◆ Written problem: Print the entries verbatim, leaving out the images they contain.

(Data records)
+++++

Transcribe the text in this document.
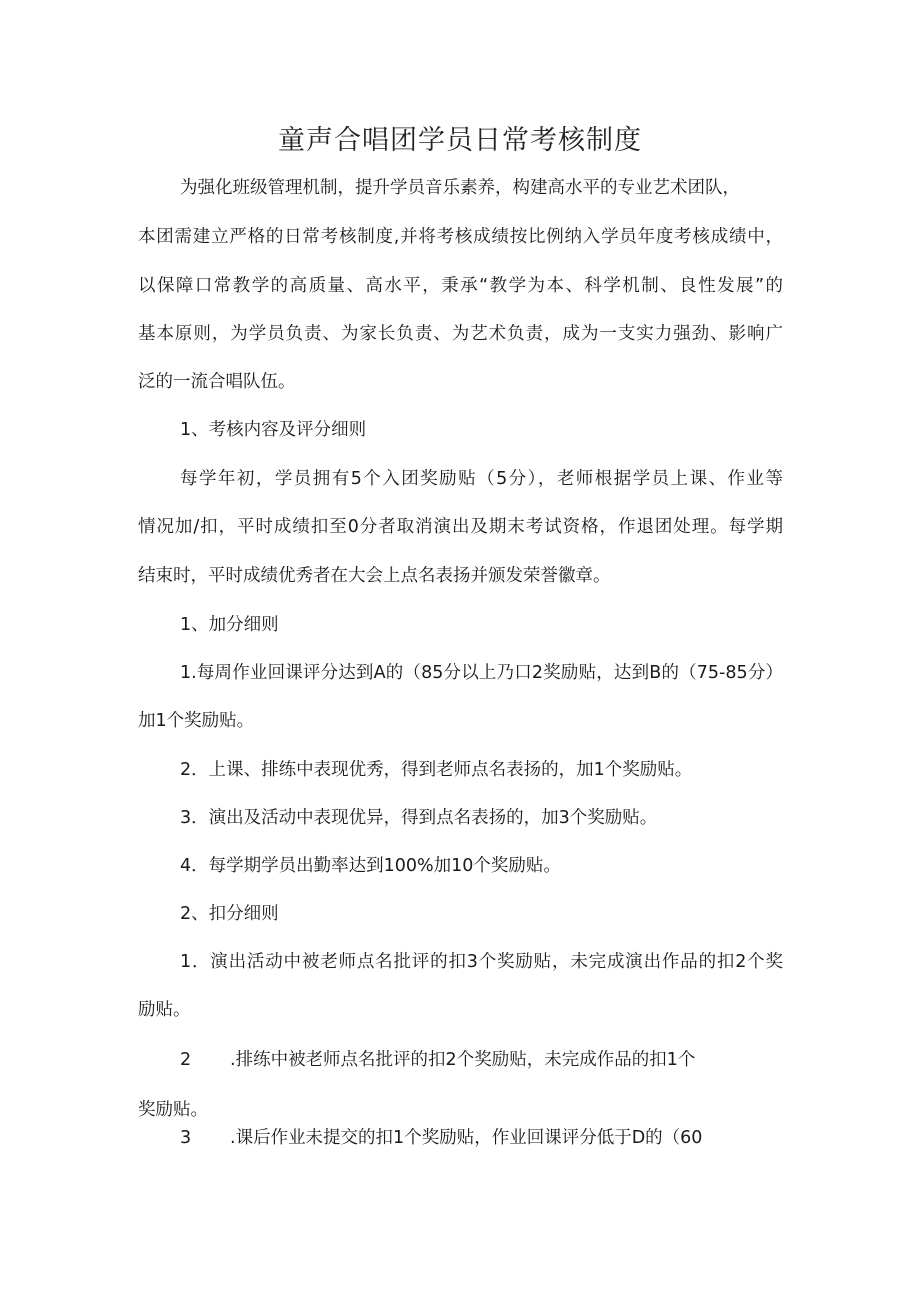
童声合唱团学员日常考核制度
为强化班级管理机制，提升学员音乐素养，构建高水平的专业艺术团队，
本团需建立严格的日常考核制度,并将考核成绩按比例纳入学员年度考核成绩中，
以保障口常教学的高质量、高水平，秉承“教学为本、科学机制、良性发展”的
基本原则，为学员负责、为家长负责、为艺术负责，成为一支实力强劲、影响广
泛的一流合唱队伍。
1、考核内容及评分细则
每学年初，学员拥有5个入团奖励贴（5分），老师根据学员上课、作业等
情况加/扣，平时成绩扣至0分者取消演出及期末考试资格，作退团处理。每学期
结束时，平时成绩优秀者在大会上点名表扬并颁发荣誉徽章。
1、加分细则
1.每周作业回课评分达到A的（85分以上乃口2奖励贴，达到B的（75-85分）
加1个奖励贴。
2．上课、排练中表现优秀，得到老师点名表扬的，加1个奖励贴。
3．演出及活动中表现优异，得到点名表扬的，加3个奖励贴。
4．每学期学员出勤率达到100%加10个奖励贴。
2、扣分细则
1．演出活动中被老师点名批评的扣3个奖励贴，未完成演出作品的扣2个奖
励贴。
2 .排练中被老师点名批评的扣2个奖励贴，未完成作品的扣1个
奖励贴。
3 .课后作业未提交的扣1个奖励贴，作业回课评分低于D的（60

+++++

◆ Completed task:
Transcribe the text in this document.
童声合唱团学员日常考核制度
为强化班级管理机制，提升学员音乐素养，构建高水平的专业艺术团队，
本团需建立严格的日常考核制度,并将考核成绩按比例纳入学员年度考核成绩中，
以保障口常教学的高质量、高水平，秉承“教学为本、科学机制、良性发展”的
基本原则，为学员负责、为家长负责、为艺术负责，成为一支实力强劲、影响广
泛的一流合唱队伍。
1、考核内容及评分细则
每学年初，学员拥有5个入团奖励贴（5分），老师根据学员上课、作业等
情况加/扣，平时成绩扣至0分者取消演出及期末考试资格，作退团处理。每学期
结束时，平时成绩优秀者在大会上点名表扬并颁发荣誉徽章。
1、加分细则
1.每周作业回课评分达到A的（85分以上乃口2奖励贴，达到B的（75-85分）
加1个奖励贴。
2．上课、排练中表现优秀，得到老师点名表扬的，加1个奖励贴。
3．演出及活动中表现优异，得到点名表扬的，加3个奖励贴。
4．每学期学员出勤率达到100%加10个奖励贴。
2、扣分细则
1．演出活动中被老师点名批评的扣3个奖励贴，未完成演出作品的扣2个奖
励贴。
2 .排练中被老师点名批评的扣2个奖励贴，未完成作品的扣1个
奖励贴。
3 .课后作业未提交的扣1个奖励贴，作业回课评分低于D的（60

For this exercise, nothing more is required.